TASK MATERIAL
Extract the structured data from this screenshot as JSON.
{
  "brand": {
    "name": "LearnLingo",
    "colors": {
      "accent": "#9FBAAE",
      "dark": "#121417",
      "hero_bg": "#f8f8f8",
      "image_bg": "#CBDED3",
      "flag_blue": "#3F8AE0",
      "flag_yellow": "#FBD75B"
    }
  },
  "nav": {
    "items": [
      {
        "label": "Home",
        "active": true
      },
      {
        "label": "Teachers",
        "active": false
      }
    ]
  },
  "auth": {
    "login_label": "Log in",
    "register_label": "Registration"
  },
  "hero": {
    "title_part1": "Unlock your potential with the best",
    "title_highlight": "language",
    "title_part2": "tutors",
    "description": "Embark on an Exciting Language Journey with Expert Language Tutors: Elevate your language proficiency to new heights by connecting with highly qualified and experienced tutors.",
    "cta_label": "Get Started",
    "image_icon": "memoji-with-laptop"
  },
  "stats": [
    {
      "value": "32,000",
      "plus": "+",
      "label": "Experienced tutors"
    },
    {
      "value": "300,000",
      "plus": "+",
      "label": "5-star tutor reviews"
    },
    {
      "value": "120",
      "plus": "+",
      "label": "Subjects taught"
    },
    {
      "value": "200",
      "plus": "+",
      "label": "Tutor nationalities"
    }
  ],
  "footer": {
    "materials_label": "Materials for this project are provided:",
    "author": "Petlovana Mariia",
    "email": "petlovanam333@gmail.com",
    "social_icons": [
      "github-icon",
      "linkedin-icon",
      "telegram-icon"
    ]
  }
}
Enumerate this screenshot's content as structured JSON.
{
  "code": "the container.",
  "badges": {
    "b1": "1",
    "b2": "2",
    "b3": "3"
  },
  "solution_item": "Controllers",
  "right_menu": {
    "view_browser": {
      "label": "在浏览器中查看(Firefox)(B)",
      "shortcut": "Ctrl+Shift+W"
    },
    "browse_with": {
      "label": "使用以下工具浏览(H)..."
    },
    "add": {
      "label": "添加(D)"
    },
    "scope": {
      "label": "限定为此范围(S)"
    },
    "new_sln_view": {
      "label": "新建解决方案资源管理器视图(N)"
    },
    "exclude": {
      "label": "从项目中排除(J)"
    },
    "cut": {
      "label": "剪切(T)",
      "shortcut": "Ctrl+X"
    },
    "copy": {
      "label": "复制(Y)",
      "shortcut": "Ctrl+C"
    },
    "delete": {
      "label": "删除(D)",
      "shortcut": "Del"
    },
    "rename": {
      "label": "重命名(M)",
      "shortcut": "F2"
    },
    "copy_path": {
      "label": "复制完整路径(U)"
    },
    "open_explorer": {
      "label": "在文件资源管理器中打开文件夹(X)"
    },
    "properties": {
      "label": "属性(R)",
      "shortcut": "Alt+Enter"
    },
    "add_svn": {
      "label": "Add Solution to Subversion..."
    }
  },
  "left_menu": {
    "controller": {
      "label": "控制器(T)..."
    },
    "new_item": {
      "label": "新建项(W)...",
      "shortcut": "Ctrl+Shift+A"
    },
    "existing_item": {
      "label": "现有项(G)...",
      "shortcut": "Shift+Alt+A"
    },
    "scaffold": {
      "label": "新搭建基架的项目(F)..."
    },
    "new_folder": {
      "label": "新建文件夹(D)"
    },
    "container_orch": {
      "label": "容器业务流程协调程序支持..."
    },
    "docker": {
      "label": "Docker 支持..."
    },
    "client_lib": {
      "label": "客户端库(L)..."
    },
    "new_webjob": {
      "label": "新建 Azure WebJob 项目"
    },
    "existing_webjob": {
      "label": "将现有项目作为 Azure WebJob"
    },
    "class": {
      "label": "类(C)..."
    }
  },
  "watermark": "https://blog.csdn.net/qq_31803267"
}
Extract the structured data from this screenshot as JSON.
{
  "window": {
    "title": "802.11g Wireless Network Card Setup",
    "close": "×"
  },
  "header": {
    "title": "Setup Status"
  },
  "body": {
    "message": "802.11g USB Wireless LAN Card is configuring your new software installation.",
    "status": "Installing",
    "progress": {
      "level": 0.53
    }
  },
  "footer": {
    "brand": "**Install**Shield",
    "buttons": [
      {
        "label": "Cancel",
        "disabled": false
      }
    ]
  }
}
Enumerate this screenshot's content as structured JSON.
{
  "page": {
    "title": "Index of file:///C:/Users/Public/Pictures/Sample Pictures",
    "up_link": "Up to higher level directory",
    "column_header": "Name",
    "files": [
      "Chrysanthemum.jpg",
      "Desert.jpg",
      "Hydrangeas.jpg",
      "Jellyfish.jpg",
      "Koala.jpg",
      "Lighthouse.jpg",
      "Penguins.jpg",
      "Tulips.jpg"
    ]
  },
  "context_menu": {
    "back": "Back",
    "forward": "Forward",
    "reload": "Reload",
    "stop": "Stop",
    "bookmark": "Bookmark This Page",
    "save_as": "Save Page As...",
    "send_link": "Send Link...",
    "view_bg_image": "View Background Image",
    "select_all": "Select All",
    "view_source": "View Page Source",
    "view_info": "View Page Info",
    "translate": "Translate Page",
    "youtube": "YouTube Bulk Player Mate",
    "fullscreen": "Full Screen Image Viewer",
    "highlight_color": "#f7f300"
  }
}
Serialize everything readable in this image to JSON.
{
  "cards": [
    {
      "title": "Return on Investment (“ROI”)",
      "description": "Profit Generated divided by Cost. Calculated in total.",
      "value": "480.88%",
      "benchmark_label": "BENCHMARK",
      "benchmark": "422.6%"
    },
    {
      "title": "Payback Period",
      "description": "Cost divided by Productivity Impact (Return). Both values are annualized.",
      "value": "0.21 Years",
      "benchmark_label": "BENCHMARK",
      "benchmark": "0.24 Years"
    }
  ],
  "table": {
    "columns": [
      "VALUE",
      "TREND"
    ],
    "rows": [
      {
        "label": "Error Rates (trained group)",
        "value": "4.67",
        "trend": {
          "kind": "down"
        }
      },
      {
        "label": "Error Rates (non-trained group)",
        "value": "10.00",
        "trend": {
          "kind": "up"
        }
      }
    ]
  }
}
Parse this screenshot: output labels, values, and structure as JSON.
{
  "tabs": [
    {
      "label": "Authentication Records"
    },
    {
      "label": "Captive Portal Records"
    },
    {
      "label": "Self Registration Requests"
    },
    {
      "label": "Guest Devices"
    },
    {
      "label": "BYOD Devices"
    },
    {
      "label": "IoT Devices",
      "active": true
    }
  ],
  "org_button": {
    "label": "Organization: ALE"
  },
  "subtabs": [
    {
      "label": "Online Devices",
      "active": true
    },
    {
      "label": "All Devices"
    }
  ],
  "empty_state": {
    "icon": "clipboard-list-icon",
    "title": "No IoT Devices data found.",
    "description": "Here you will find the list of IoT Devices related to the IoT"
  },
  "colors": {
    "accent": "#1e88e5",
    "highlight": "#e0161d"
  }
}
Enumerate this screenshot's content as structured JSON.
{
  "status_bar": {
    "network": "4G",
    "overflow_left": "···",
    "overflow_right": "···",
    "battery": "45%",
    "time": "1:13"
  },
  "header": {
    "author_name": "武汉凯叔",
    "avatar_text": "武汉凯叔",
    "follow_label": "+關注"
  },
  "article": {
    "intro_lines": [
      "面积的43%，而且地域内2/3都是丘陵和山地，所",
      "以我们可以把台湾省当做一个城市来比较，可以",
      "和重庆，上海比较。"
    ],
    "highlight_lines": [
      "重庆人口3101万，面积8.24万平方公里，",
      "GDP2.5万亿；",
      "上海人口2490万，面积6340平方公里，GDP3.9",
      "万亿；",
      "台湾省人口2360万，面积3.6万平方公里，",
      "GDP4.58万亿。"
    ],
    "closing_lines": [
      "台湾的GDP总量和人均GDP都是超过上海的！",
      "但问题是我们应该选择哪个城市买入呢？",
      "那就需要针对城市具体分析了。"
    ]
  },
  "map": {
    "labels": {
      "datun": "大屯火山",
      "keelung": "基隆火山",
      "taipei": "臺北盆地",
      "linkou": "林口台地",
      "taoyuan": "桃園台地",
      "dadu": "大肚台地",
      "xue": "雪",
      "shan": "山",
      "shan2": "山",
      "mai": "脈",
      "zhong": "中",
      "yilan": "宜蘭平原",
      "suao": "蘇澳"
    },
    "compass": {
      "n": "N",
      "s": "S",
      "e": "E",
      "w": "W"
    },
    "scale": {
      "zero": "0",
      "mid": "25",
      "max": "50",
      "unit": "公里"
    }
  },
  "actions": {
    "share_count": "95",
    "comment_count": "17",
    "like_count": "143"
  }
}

TASK INSTRUCTIONS
Copy each line above that contains the string "Cost".

EXERCISE ANSWER
      "description": "Profit Generated divided by Cost. Calculated in total.",
      "description": "Cost divided by Productivity Impact (Return). Both values are annualized.",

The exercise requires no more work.